— Begin Records for processing —

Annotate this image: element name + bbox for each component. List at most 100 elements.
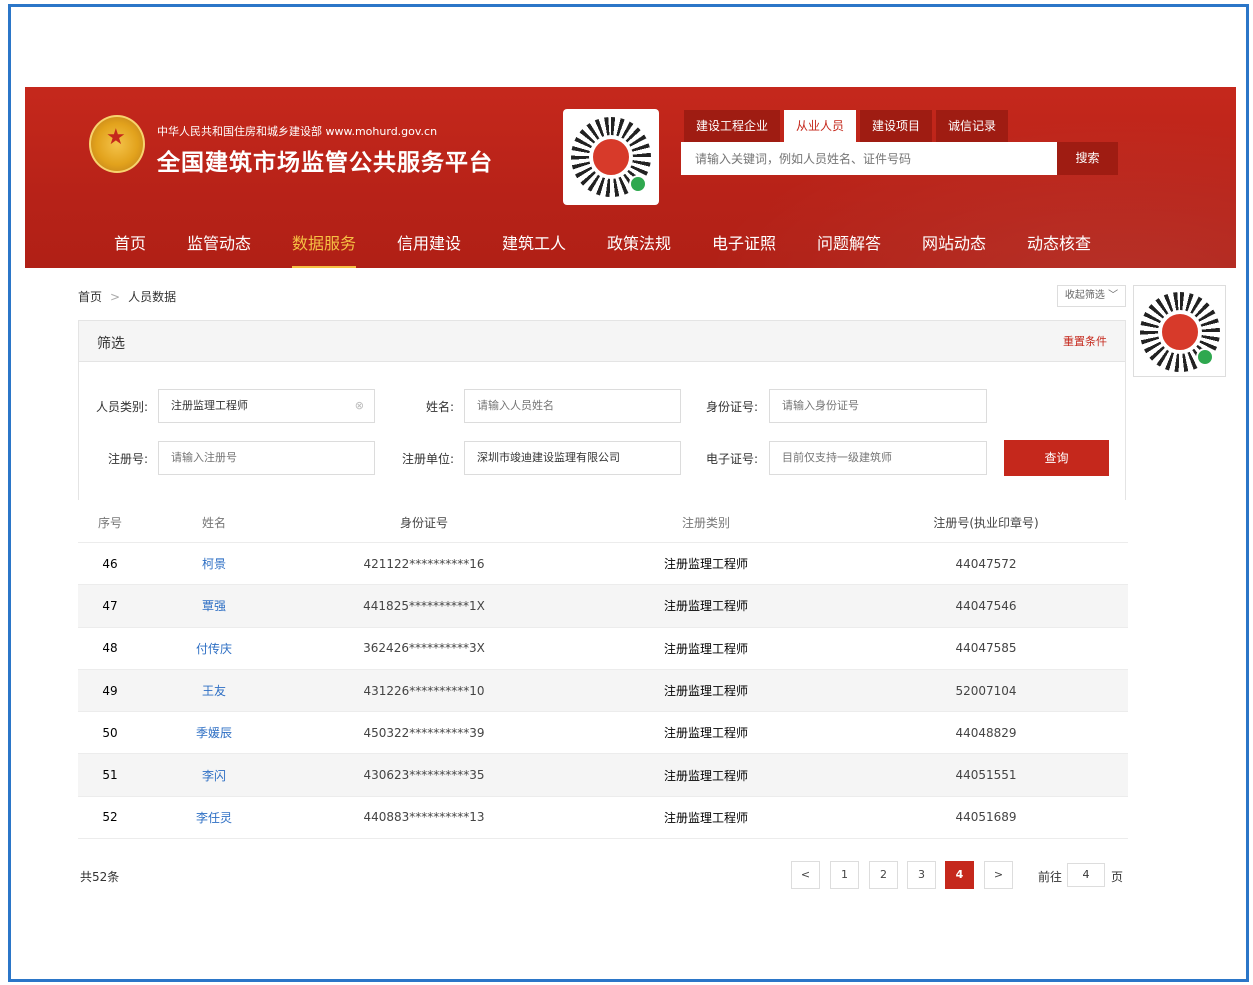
filter-title: 筛选 [97, 336, 125, 352]
col-header-no: 序号 [97, 515, 122, 530]
page-unit-label: 页 [1111, 870, 1124, 884]
search-input[interactable] [681, 142, 1057, 175]
search-tab-personnel[interactable]: 从业人员 [784, 110, 857, 142]
nav-item-home[interactable]: 首页 [114, 230, 146, 268]
col-header-id: 身份证号 [399, 515, 448, 530]
breadcrumb-separator: > [110, 290, 121, 304]
reg-number: 44047585 [955, 641, 1017, 656]
reg-number: 44051689 [955, 810, 1017, 825]
person-name-link[interactable]: 李任灵 [162, 797, 266, 838]
page-2-button[interactable]: 2 [869, 861, 898, 889]
page-4-button[interactable]: 4 [945, 861, 974, 889]
reg-unit-input[interactable]: 深圳市竣迪建设监理有限公司 [464, 441, 681, 475]
nav-item-credit[interactable]: 信用建设 [397, 230, 461, 268]
row-number: 52 [102, 810, 118, 825]
prev-page-button[interactable]: < [791, 861, 820, 889]
page-1-button[interactable]: 1 [830, 861, 859, 889]
table-row: 52 李任灵 440883**********13 注册监理工程师 440516… [78, 797, 1128, 840]
personnel-table: 序号 姓名 身份证号 注册类别 注册号(执业印章号) 46 柯景 421122*… [78, 502, 1128, 840]
reg-unit-label: 注册单位: [402, 452, 455, 466]
reg-type: 注册监理工程师 [663, 726, 748, 741]
nav-item-e-license[interactable]: 电子证照 [712, 230, 776, 268]
collapse-filter-button[interactable]: 收起筛选 ﹀ [1057, 285, 1126, 307]
id-number-label: 身份证号: [706, 400, 759, 414]
person-name-link[interactable]: 柯景 [162, 543, 266, 584]
breadcrumb-current: 人员数据 [128, 290, 177, 304]
row-number: 50 [102, 725, 118, 740]
row-number: 48 [102, 641, 118, 656]
table-header-row: 序号 姓名 身份证号 注册类别 注册号(执业印章号) [78, 502, 1128, 543]
id-number: 441825**********1X [363, 598, 485, 613]
name-input[interactable] [464, 389, 681, 423]
reg-no-input[interactable] [158, 441, 375, 475]
table-row: 46 柯景 421122**********16 注册监理工程师 4404757… [78, 543, 1128, 586]
name-label: 姓名: [426, 400, 455, 414]
person-name-link[interactable]: 李闪 [162, 754, 266, 795]
clear-icon[interactable]: ⊗ [355, 390, 364, 422]
nav-item-verify[interactable]: 动态核查 [1027, 230, 1091, 268]
reg-number: 44047546 [955, 598, 1017, 613]
goto-page-input[interactable]: 4 [1067, 863, 1105, 887]
nav-item-faq[interactable]: 问题解答 [817, 230, 881, 268]
person-name-link[interactable]: 季媛辰 [162, 712, 266, 753]
cert-number-input[interactable] [769, 441, 987, 475]
reg-type: 注册监理工程师 [663, 599, 748, 614]
chevron-down-icon: ﹀ [1108, 290, 1119, 301]
table-row: 51 李闪 430623**********35 注册监理工程师 4405155… [78, 754, 1128, 797]
reg-number: 52007104 [955, 683, 1017, 698]
id-number-input[interactable] [769, 389, 987, 423]
id-number: 431226**********10 [363, 683, 485, 698]
reg-number: 44048829 [955, 725, 1017, 740]
reg-no-label: 注册号: [108, 452, 149, 466]
reg-type: 注册监理工程师 [663, 810, 748, 825]
national-emblem-icon [89, 115, 145, 173]
table-row: 47 覃强 441825**********1X 注册监理工程师 4404754… [78, 585, 1128, 628]
id-number: 421122**********16 [363, 556, 485, 571]
person-type-label: 人员类别: [96, 400, 149, 414]
person-name-link[interactable]: 王友 [162, 670, 266, 711]
query-button[interactable]: 查询 [1004, 440, 1109, 476]
page-3-button[interactable]: 3 [907, 861, 936, 889]
reg-type: 注册监理工程师 [663, 768, 748, 783]
reg-type: 注册监理工程师 [663, 641, 748, 656]
person-type-select[interactable]: 注册监理工程师 ⊗ [158, 389, 375, 423]
person-name-link[interactable]: 付传庆 [162, 628, 266, 669]
reset-filter-link[interactable]: 重置条件 [1063, 333, 1107, 349]
table-row: 49 王友 431226**********10 注册监理工程师 5200710… [78, 669, 1128, 713]
search-tab-company[interactable]: 建设工程企业 [684, 110, 781, 142]
breadcrumb-home[interactable]: 首页 [78, 290, 102, 304]
next-page-button[interactable]: > [984, 861, 1013, 889]
goto-label: 前往 [1038, 870, 1063, 884]
reg-type: 注册监理工程师 [663, 684, 748, 699]
side-qr-code-icon [1133, 285, 1226, 377]
nav-item-site-news[interactable]: 网站动态 [922, 230, 986, 268]
qr-code-icon [563, 109, 659, 205]
id-number: 440883**********13 [363, 810, 485, 825]
nav-item-workers[interactable]: 建筑工人 [502, 230, 566, 268]
nav-item-supervision[interactable]: 监管动态 [187, 230, 251, 268]
filter-header: 筛选 重置条件 [79, 321, 1125, 362]
row-number: 49 [102, 683, 118, 698]
nav-item-data-service[interactable]: 数据服务 [292, 230, 357, 268]
id-number: 430623**********35 [363, 768, 485, 783]
search-button[interactable]: 搜索 [1057, 142, 1118, 175]
table-row: 50 季媛辰 450322**********39 注册监理工程师 440488… [78, 712, 1128, 755]
search-tab-credit[interactable]: 诚信记录 [936, 110, 1009, 142]
main-nav: 首页 监管动态 数据服务 信用建设 建筑工人 政策法规 电子证照 问题解答 网站… [25, 218, 1236, 268]
search-tab-project[interactable]: 建设项目 [860, 110, 933, 142]
site-header: 中华人民共和国住房和城乡建设部 www.mohurd.gov.cn 全国建筑市场… [25, 87, 1236, 268]
person-name-link[interactable]: 覃强 [162, 585, 266, 626]
col-header-reg: 注册号(执业印章号) [933, 515, 1039, 530]
reg-type: 注册监理工程师 [663, 557, 748, 572]
row-number: 51 [102, 768, 118, 783]
cert-number-label: 电子证号: [706, 452, 759, 466]
row-number: 47 [102, 598, 118, 613]
breadcrumb: 首页 > 人员数据 [78, 288, 176, 305]
ministry-name: 中华人民共和国住房和城乡建设部 www.mohurd.gov.cn [157, 125, 438, 138]
total-count: 共52条 [80, 870, 120, 884]
id-number: 450322**********39 [363, 725, 485, 740]
reg-number: 44051551 [955, 768, 1017, 783]
col-header-name: 姓名 [201, 515, 226, 530]
nav-item-policy[interactable]: 政策法规 [607, 230, 671, 268]
table-row: 48 付传庆 362426**********3X 注册监理工程师 440475… [78, 628, 1128, 670]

— End Records for processing —

### Task requirements
Present every line of the listing above as a numbered list, skipping any blank lines. Leave the pictures out of your answer.

### Finished answer
1. Annotate this image: element name + bbox for each component. List at most 100 elements.
2. filter-title: 筛选 [97, 336, 125, 352]
3. col-header-no: 序号 [97, 515, 122, 530]
4. page-unit-label: 页 [1111, 870, 1124, 884]
5. search-input[interactable] [681, 142, 1057, 175]
6. search-tab-personnel[interactable]: 从业人员 [784, 110, 857, 142]
7. nav-item-home[interactable]: 首页 [114, 230, 146, 268]
8. col-header-id: 身份证号 [399, 515, 448, 530]
9. breadcrumb-separator: > [110, 290, 121, 304]
10. reg-number: 44047585 [955, 641, 1017, 656]
11. reg-number: 44051689 [955, 810, 1017, 825]
12. person-name-link[interactable]: 李任灵 [162, 797, 266, 838]
13. page-2-button[interactable]: 2 [869, 861, 898, 889]
14. page-4-button[interactable]: 4 [945, 861, 974, 889]
15. reg-unit-input[interactable]: 深圳市竣迪建设监理有限公司 [464, 441, 681, 475]
16. nav-item-credit[interactable]: 信用建设 [397, 230, 461, 268]
17. row-number: 52 [102, 810, 118, 825]
18. prev-page-button[interactable]: < [791, 861, 820, 889]
19. page-1-button[interactable]: 1 [830, 861, 859, 889]
20. table-row: 52 李任灵 440883**********13 注册监理工程师 440516… [78, 797, 1128, 840]
21. personnel-table: 序号 姓名 身份证号 注册类别 注册号(执业印章号) 46 柯景 421122*… [78, 502, 1128, 840]
22. reg-unit-label: 注册单位: [402, 452, 455, 466]
23. reg-type: 注册监理工程师 [663, 726, 748, 741]
24. nav-item-e-license[interactable]: 电子证照 [712, 230, 776, 268]
25. collapse-filter-button[interactable]: 收起筛选 ﹀ [1057, 285, 1126, 307]
26. id-number-label: 身份证号: [706, 400, 759, 414]
27. person-name-link[interactable]: 柯景 [162, 543, 266, 584]
28. breadcrumb-current: 人员数据 [128, 290, 177, 304]
29. row-number: 50 [102, 725, 118, 740]
30. row-number: 48 [102, 641, 118, 656]
31. table-header-row: 序号 姓名 身份证号 注册类别 注册号(执业印章号) [78, 502, 1128, 543]
32. id-number: 441825**********1X [363, 598, 485, 613]
33. name-input[interactable] [464, 389, 681, 423]
34. reg-no-input[interactable] [158, 441, 375, 475]
35. table-row: 46 柯景 421122**********16 注册监理工程师 4404757… [78, 543, 1128, 586]
36. name-label: 姓名: [426, 400, 455, 414]
37. person-name-link[interactable]: 李闪 [162, 754, 266, 795]
38. clear-icon[interactable]: ⊗ [355, 390, 364, 422]
39. nav-item-verify[interactable]: 动态核查 [1027, 230, 1091, 268]
40. reg-number: 44047546 [955, 598, 1017, 613]
41. goto-page-input[interactable]: 4 [1067, 863, 1105, 887]
42. nav-item-faq[interactable]: 问题解答 [817, 230, 881, 268]
43. person-name-link[interactable]: 季媛辰 [162, 712, 266, 753]
44. cert-number-input[interactable] [769, 441, 987, 475]
45. reg-type: 注册监理工程师 [663, 599, 748, 614]
46. chevron-down-icon: ﹀ [1108, 290, 1119, 301]
47. table-row: 51 李闪 430623**********35 注册监理工程师 4405155… [78, 754, 1128, 797]
48. reg-number: 52007104 [955, 683, 1017, 698]
49. id-number-input[interactable] [769, 389, 987, 423]
50. id-number: 431226**********10 [363, 683, 485, 698]
51. reg-number: 44048829 [955, 725, 1017, 740]
52. reg-no-label: 注册号: [108, 452, 149, 466]
53. reg-type: 注册监理工程师 [663, 810, 748, 825]
54. national-emblem-icon [89, 115, 145, 173]
55. table-row: 47 覃强 441825**********1X 注册监理工程师 4404754… [78, 585, 1128, 628]
56. id-number: 421122**********16 [363, 556, 485, 571]
57. person-type-label: 人员类别: [96, 400, 149, 414]
58. person-name-link[interactable]: 王友 [162, 670, 266, 711]
59. query-button[interactable]: 查询 [1004, 440, 1109, 476]
60. page-3-button[interactable]: 3 [907, 861, 936, 889]
61. reg-type: 注册监理工程师 [663, 768, 748, 783]
62. reg-type: 注册监理工程师 [663, 641, 748, 656]
63. person-type-select[interactable]: 注册监理工程师 ⊗ [158, 389, 375, 423]
64. person-name-link[interactable]: 付传庆 [162, 628, 266, 669]
65. reset-filter-link[interactable]: 重置条件 [1063, 333, 1107, 349]
66. table-row: 49 王友 431226**********10 注册监理工程师 5200710… [78, 669, 1128, 713]
67. search-tab-company[interactable]: 建设工程企业 [684, 110, 781, 142]
68. breadcrumb-home[interactable]: 首页 [78, 290, 102, 304]
69. next-page-button[interactable]: > [984, 861, 1013, 889]
70. goto-label: 前往 [1038, 870, 1063, 884]
71. reg-type: 注册监理工程师 [663, 684, 748, 699]
72. side-qr-code-icon [1133, 285, 1226, 377]
73. nav-item-site-news[interactable]: 网站动态 [922, 230, 986, 268]
74. qr-code-icon [563, 109, 659, 205]
75. id-number: 440883**********13 [363, 810, 485, 825]
76. nav-item-workers[interactable]: 建筑工人 [502, 230, 566, 268]
77. nav-item-supervision[interactable]: 监管动态 [187, 230, 251, 268]
78. filter-header: 筛选 重置条件 [79, 321, 1125, 362]
79. row-number: 49 [102, 683, 118, 698]
80. nav-item-data-service[interactable]: 数据服务 [292, 230, 357, 268]
81. id-number: 430623**********35 [363, 768, 485, 783]
82. search-button[interactable]: 搜索 [1057, 142, 1118, 175]
83. table-row: 50 季媛辰 450322**********39 注册监理工程师 440488… [78, 712, 1128, 755]
84. search-tab-credit[interactable]: 诚信记录 [936, 110, 1009, 142]
85. main-nav: 首页 监管动态 数据服务 信用建设 建筑工人 政策法规 电子证照 问题解答 网站… [25, 218, 1236, 268]
86. search-tab-project[interactable]: 建设项目 [860, 110, 933, 142]
87. site-header: 中华人民共和国住房和城乡建设部 www.mohurd.gov.cn 全国建筑市场… [25, 87, 1236, 268]
88. person-name-link[interactable]: 覃强 [162, 585, 266, 626]
89. col-header-reg: 注册号(执业印章号) [933, 515, 1039, 530]
90. reg-type: 注册监理工程师 [663, 557, 748, 572]
91. row-number: 51 [102, 768, 118, 783]
92. cert-number-label: 电子证号: [706, 452, 759, 466]
93. row-number: 47 [102, 598, 118, 613]
94. breadcrumb: 首页 > 人员数据 [78, 288, 176, 305]
95. ministry-name: 中华人民共和国住房和城乡建设部 www.mohurd.gov.cn [157, 125, 438, 138]
96. total-count: 共52条 [80, 870, 120, 884]
97. id-number: 450322**********39 [363, 725, 485, 740]
98. reg-number: 44051551 [955, 768, 1017, 783]
99. col-header-name: 姓名 [201, 515, 226, 530]
100. nav-item-policy[interactable]: 政策法规 [607, 230, 671, 268]
101. table-row: 48 付传庆 362426**********3X 注册监理工程师 440475… [78, 628, 1128, 670]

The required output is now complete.